■ REQUEST ■
Read the lines below. Copy out any that hold the string "title".

━━━━━ DATA SUPPLIED

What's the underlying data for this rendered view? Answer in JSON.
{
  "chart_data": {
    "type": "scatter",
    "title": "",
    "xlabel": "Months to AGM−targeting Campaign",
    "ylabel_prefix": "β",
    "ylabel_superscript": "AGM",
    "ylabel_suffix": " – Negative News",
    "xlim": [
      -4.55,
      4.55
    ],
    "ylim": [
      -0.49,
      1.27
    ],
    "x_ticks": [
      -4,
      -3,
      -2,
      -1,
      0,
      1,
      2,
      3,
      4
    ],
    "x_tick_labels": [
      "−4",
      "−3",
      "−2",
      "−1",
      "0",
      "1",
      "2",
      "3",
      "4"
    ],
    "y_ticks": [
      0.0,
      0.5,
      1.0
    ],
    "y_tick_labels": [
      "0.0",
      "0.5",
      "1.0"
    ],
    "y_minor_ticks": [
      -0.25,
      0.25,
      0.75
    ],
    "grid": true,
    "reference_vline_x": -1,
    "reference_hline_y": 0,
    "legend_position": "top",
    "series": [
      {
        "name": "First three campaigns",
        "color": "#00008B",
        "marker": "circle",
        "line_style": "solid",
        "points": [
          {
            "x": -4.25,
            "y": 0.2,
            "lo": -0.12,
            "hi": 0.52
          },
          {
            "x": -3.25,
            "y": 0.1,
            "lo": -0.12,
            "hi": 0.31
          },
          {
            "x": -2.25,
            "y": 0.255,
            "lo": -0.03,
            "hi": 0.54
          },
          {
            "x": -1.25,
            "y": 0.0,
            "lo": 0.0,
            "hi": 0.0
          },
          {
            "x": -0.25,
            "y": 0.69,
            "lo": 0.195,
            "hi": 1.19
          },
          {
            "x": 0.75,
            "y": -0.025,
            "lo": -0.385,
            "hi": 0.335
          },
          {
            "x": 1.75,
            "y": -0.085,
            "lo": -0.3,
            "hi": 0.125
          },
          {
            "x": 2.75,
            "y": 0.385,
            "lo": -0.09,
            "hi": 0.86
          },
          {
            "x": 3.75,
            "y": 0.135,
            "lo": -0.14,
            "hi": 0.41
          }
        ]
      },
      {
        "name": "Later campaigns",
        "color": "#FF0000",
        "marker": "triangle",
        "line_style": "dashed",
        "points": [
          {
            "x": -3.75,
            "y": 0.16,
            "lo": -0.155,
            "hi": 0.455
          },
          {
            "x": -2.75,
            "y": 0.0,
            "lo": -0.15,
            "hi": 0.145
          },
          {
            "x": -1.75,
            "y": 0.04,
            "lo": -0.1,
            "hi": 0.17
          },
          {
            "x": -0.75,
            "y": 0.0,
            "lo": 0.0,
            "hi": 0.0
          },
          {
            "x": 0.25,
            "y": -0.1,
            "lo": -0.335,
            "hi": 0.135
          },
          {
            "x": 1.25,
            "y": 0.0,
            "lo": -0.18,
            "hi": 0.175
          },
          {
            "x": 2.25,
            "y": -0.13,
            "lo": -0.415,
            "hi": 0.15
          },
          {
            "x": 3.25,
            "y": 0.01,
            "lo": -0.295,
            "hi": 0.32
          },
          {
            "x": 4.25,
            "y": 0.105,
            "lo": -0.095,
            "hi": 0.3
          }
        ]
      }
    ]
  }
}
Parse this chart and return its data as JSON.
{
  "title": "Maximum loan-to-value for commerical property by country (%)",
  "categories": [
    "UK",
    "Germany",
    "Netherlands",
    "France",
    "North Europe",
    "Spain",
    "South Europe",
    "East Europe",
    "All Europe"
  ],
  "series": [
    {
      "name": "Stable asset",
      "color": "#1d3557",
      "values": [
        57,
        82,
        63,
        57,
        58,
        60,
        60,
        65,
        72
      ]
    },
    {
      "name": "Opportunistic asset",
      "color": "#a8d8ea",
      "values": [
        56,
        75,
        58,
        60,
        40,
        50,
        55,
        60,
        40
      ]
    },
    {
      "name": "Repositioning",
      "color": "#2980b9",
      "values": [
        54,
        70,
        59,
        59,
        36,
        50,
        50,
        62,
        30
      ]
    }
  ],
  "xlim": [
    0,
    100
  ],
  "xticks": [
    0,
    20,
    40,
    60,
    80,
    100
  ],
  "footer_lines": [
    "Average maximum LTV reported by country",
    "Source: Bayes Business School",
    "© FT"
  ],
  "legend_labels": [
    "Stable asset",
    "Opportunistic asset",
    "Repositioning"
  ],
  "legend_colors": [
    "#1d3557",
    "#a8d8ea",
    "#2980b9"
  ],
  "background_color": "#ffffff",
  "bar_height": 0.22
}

━━━━━━━━━━

■ SOLVED EXERCISE ■
    "title": "",
  "title": "Maximum loan-to-value for commerical property by country (%)",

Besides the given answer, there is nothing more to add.